Requirements » Find how many lines of the listing include the string "color", and report only that figure.

════════════════

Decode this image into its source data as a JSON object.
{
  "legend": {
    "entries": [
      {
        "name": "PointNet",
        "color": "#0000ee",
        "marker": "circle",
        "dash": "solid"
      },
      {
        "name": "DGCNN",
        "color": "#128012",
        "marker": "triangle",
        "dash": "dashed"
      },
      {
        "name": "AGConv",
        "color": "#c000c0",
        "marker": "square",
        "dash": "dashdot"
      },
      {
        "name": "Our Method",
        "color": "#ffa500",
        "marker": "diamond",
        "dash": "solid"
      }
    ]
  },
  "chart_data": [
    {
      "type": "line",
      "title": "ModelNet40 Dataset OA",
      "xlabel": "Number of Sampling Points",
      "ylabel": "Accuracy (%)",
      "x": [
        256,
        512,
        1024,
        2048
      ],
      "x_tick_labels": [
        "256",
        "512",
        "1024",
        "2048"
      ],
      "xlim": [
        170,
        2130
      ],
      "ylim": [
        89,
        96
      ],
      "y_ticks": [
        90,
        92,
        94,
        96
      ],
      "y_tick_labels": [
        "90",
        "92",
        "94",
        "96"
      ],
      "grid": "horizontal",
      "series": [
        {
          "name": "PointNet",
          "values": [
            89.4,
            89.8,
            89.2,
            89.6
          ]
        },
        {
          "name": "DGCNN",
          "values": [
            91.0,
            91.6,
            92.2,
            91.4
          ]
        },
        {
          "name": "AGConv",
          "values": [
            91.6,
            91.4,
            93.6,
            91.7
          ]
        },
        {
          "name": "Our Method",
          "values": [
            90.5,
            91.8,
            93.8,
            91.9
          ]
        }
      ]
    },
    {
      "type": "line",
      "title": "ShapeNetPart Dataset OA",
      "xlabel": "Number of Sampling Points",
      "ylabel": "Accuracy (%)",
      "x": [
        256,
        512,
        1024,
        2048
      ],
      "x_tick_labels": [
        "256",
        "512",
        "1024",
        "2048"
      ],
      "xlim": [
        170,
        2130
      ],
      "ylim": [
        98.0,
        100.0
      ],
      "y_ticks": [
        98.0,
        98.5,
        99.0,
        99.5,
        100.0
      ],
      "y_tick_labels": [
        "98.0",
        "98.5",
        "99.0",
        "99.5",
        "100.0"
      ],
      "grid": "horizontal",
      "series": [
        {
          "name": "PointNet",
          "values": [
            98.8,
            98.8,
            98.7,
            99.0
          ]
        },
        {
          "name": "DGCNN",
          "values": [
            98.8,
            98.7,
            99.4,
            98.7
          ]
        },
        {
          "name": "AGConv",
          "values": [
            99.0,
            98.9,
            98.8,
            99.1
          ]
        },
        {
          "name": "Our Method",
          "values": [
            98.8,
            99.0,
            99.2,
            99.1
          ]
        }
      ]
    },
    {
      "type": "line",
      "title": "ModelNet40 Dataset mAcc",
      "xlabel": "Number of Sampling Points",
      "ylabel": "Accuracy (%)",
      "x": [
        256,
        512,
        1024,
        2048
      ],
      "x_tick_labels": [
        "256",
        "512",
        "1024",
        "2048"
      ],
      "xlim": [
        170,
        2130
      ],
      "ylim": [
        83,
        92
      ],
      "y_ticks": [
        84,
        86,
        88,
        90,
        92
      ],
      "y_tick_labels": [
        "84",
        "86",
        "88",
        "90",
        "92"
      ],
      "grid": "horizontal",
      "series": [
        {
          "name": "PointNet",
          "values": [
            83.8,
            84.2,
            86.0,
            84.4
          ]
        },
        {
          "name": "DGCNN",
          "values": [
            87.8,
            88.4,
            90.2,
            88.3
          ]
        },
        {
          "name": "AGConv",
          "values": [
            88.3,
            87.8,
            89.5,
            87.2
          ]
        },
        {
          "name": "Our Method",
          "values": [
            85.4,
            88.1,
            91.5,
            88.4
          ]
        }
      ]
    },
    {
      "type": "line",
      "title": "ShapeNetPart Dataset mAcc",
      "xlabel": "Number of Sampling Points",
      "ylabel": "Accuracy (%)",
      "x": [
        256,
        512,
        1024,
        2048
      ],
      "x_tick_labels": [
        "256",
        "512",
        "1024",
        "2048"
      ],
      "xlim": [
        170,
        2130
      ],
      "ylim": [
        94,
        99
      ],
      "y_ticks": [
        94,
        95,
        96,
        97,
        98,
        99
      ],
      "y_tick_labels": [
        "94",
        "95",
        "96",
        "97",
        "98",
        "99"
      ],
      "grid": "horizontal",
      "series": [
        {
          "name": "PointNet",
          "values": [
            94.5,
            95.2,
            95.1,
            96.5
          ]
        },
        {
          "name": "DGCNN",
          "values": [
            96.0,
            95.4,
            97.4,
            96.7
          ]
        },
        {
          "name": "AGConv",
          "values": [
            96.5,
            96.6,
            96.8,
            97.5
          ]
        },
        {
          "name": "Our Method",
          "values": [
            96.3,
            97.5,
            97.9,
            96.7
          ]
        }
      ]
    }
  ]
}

════════════════

The solution » 4